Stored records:
[start]
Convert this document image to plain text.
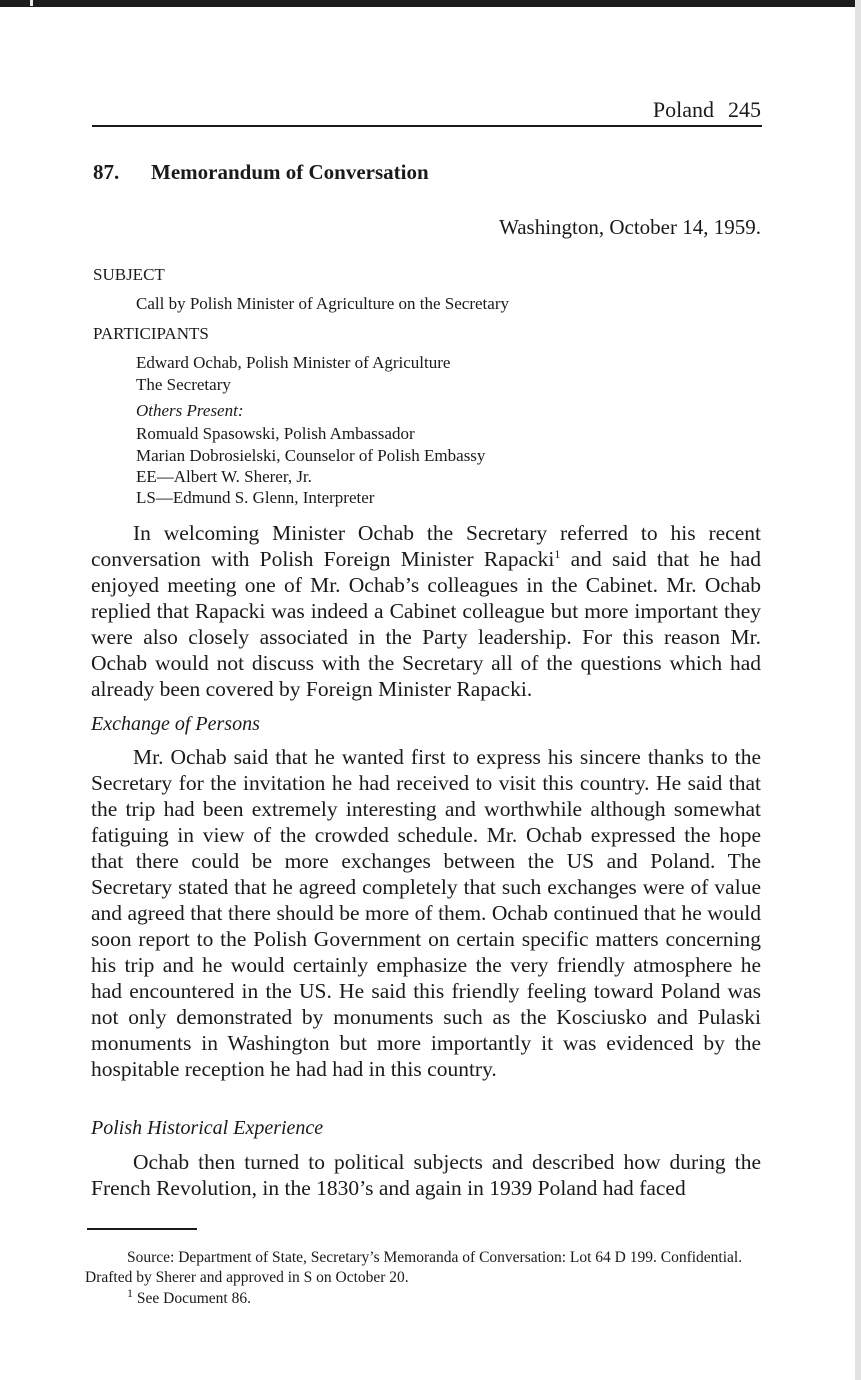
Poland 245
87. Memorandum of Conversation
Washington, October 14, 1959.
SUBJECT
Call by Polish Minister of Agriculture on the Secretary
PARTICIPANTS
Edward Ochab, Polish Minister of Agriculture
The Secretary
Others Present:
Romuald Spasowski, Polish Ambassador
Marian Dobrosielski, Counselor of Polish Embassy
EE—Albert W. Sherer, Jr.
LS—Edmund S. Glenn, Interpreter

In welcoming Minister Ochab the Secretary referred to his recent conversation with Polish Foreign Minister Rapacki$^1$ and said that he had enjoyed meeting one of Mr. Ochab’s colleagues in the Cabinet. Mr. Ochab replied that Rapacki was indeed a Cabinet colleague but more important they were also closely associated in the Party leadership. For this reason Mr. Ochab would not discuss with the Secretary all of the questions which had already been covered by Foreign Minister Rapacki.

Exchange of Persons

Mr. Ochab said that he wanted first to express his sincere thanks to the Secretary for the invitation he had received to visit this country. He said that the trip had been extremely interesting and worthwhile although somewhat fatiguing in view of the crowded schedule. Mr. Ochab expressed the hope that there could be more exchanges between the US and Poland. The Secretary stated that he agreed completely that such exchanges were of value and agreed that there should be more of them. Ochab continued that he would soon report to the Polish Government on certain specific matters concerning his trip and he would certainly emphasize the very friendly atmosphere he had encountered in the US. He said this friendly feeling toward Poland was not only demonstrated by monuments such as the Kosciusko and Pulaski monuments in Washington but more importantly it was evidenced by the hospitable reception he had had in this country.

Polish Historical Experience

Ochab then turned to political subjects and described how during the French Revolution, in the 1830’s and again in 1939 Poland had faced

Source: Department of State, Secretary’s Memoranda of Conversation: Lot 64 D 199. Confidential. Drafted by Sherer and approved in S on October 20.

$^1$ See Document 86.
[end]
=== Exercise details ===
Make a list of all lines in the data that contain "Washington".

=== Result for this task ===
Washington, October 14, 1959.
Mr. Ochab said that he wanted first to express his sincere thanks to the Secretary for the invitation he had received to visit this country. He said that the trip had been extremely interesting and worthwhile although somewhat fatiguing in view of the crowded schedule. Mr. Ochab expressed the hope that there could be more exchanges between the US and Poland. The Secretary stated that he agreed completely that such exchanges were of value and agreed that there should be more of them. Ochab continued that he would soon report to the Polish Government on certain specific matters concerning his trip and he would certainly emphasize the very friendly atmosphere he had encountered in the US. He said this friendly feeling toward Poland was not only demonstrated by monuments such as the Kosciusko and Pulaski monuments in Washington but more importantly it was evidenced by the hospitable reception he had had in this country.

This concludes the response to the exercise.